• **Listed records**
* * *
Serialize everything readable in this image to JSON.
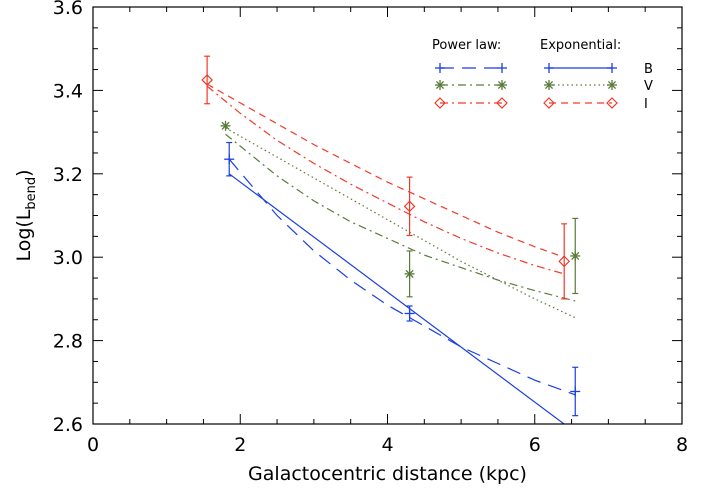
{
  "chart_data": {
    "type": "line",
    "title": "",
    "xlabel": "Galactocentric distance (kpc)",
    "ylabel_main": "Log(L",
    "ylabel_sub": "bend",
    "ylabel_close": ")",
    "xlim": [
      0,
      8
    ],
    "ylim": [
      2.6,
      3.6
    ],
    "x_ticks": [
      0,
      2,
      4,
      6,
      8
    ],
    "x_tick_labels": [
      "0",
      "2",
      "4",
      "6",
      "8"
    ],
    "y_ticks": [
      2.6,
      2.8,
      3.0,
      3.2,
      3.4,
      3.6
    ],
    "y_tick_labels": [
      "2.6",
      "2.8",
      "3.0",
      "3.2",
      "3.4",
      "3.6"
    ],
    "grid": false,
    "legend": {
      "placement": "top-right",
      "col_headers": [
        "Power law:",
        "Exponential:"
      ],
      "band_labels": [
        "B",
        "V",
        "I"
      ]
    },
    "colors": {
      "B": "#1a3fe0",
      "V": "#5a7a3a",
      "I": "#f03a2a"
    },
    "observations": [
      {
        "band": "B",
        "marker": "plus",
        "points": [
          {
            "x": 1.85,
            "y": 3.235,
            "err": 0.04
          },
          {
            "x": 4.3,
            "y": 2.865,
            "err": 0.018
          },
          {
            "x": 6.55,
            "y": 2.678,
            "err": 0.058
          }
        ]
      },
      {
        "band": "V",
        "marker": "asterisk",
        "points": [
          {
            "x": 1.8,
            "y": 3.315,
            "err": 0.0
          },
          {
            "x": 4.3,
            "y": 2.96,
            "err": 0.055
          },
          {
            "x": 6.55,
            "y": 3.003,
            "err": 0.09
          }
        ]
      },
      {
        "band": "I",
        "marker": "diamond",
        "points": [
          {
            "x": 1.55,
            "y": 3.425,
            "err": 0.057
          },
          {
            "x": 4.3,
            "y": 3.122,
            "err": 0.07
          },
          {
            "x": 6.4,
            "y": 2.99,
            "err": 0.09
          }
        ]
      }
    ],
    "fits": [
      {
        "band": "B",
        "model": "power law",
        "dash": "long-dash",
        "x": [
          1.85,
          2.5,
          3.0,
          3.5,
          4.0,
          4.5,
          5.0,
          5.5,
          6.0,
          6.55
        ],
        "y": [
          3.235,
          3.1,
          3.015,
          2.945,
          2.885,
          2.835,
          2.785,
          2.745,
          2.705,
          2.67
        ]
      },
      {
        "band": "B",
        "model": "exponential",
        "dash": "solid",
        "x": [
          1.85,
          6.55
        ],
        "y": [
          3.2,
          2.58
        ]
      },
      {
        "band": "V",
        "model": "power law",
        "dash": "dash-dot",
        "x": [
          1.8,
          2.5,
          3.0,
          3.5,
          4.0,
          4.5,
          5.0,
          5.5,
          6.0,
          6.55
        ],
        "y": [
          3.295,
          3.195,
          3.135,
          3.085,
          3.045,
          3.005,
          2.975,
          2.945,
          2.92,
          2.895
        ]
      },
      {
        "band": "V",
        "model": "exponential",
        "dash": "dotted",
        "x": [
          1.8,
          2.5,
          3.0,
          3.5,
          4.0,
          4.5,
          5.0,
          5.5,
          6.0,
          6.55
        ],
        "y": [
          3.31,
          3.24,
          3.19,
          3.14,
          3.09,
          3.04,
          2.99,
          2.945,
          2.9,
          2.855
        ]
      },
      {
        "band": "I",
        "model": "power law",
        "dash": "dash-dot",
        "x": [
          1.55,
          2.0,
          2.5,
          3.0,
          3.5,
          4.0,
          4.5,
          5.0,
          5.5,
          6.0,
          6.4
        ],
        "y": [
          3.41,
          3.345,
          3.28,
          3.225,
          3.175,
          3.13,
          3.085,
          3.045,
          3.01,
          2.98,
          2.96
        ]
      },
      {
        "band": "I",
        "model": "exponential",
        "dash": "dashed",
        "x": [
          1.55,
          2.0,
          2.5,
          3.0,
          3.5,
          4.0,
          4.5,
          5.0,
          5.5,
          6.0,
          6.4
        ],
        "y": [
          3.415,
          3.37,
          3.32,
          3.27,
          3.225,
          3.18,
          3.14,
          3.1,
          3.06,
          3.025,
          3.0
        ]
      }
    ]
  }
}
* * *
• **Set task**
Copy the records above exactly. The pictures are not part of the copy.

• **Answer to this task**
Serialize everything readable in this image to JSON.
{
  "chart_data": {
    "type": "line",
    "title": "",
    "xlabel": "Galactocentric distance (kpc)",
    "ylabel_main": "Log(L",
    "ylabel_sub": "bend",
    "ylabel_close": ")",
    "xlim": [
      0,
      8
    ],
    "ylim": [
      2.6,
      3.6
    ],
    "x_ticks": [
      0,
      2,
      4,
      6,
      8
    ],
    "x_tick_labels": [
      "0",
      "2",
      "4",
      "6",
      "8"
    ],
    "y_ticks": [
      2.6,
      2.8,
      3.0,
      3.2,
      3.4,
      3.6
    ],
    "y_tick_labels": [
      "2.6",
      "2.8",
      "3.0",
      "3.2",
      "3.4",
      "3.6"
    ],
    "grid": false,
    "legend": {
      "placement": "top-right",
      "col_headers": [
        "Power law:",
        "Exponential:"
      ],
      "band_labels": [
        "B",
        "V",
        "I"
      ]
    },
    "colors": {
      "B": "#1a3fe0",
      "V": "#5a7a3a",
      "I": "#f03a2a"
    },
    "observations": [
      {
        "band": "B",
        "marker": "plus",
        "points": [
          {
            "x": 1.85,
            "y": 3.235,
            "err": 0.04
          },
          {
            "x": 4.3,
            "y": 2.865,
            "err": 0.018
          },
          {
            "x": 6.55,
            "y": 2.678,
            "err": 0.058
          }
        ]
      },
      {
        "band": "V",
        "marker": "asterisk",
        "points": [
          {
            "x": 1.8,
            "y": 3.315,
            "err": 0.0
          },
          {
            "x": 4.3,
            "y": 2.96,
            "err": 0.055
          },
          {
            "x": 6.55,
            "y": 3.003,
            "err": 0.09
          }
        ]
      },
      {
        "band": "I",
        "marker": "diamond",
        "points": [
          {
            "x": 1.55,
            "y": 3.425,
            "err": 0.057
          },
          {
            "x": 4.3,
            "y": 3.122,
            "err": 0.07
          },
          {
            "x": 6.4,
            "y": 2.99,
            "err": 0.09
          }
        ]
      }
    ],
    "fits": [
      {
        "band": "B",
        "model": "power law",
        "dash": "long-dash",
        "x": [
          1.85,
          2.5,
          3.0,
          3.5,
          4.0,
          4.5,
          5.0,
          5.5,
          6.0,
          6.55
        ],
        "y": [
          3.235,
          3.1,
          3.015,
          2.945,
          2.885,
          2.835,
          2.785,
          2.745,
          2.705,
          2.67
        ]
      },
      {
        "band": "B",
        "model": "exponential",
        "dash": "solid",
        "x": [
          1.85,
          6.55
        ],
        "y": [
          3.2,
          2.58
        ]
      },
      {
        "band": "V",
        "model": "power law",
        "dash": "dash-dot",
        "x": [
          1.8,
          2.5,
          3.0,
          3.5,
          4.0,
          4.5,
          5.0,
          5.5,
          6.0,
          6.55
        ],
        "y": [
          3.295,
          3.195,
          3.135,
          3.085,
          3.045,
          3.005,
          2.975,
          2.945,
          2.92,
          2.895
        ]
      },
      {
        "band": "V",
        "model": "exponential",
        "dash": "dotted",
        "x": [
          1.8,
          2.5,
          3.0,
          3.5,
          4.0,
          4.5,
          5.0,
          5.5,
          6.0,
          6.55
        ],
        "y": [
          3.31,
          3.24,
          3.19,
          3.14,
          3.09,
          3.04,
          2.99,
          2.945,
          2.9,
          2.855
        ]
      },
      {
        "band": "I",
        "model": "power law",
        "dash": "dash-dot",
        "x": [
          1.55,
          2.0,
          2.5,
          3.0,
          3.5,
          4.0,
          4.5,
          5.0,
          5.5,
          6.0,
          6.4
        ],
        "y": [
          3.41,
          3.345,
          3.28,
          3.225,
          3.175,
          3.13,
          3.085,
          3.045,
          3.01,
          2.98,
          2.96
        ]
      },
      {
        "band": "I",
        "model": "exponential",
        "dash": "dashed",
        "x": [
          1.55,
          2.0,
          2.5,
          3.0,
          3.5,
          4.0,
          4.5,
          5.0,
          5.5,
          6.0,
          6.4
        ],
        "y": [
          3.415,
          3.37,
          3.32,
          3.27,
          3.225,
          3.18,
          3.14,
          3.1,
          3.06,
          3.025,
          3.0
        ]
      }
    ]
  }
}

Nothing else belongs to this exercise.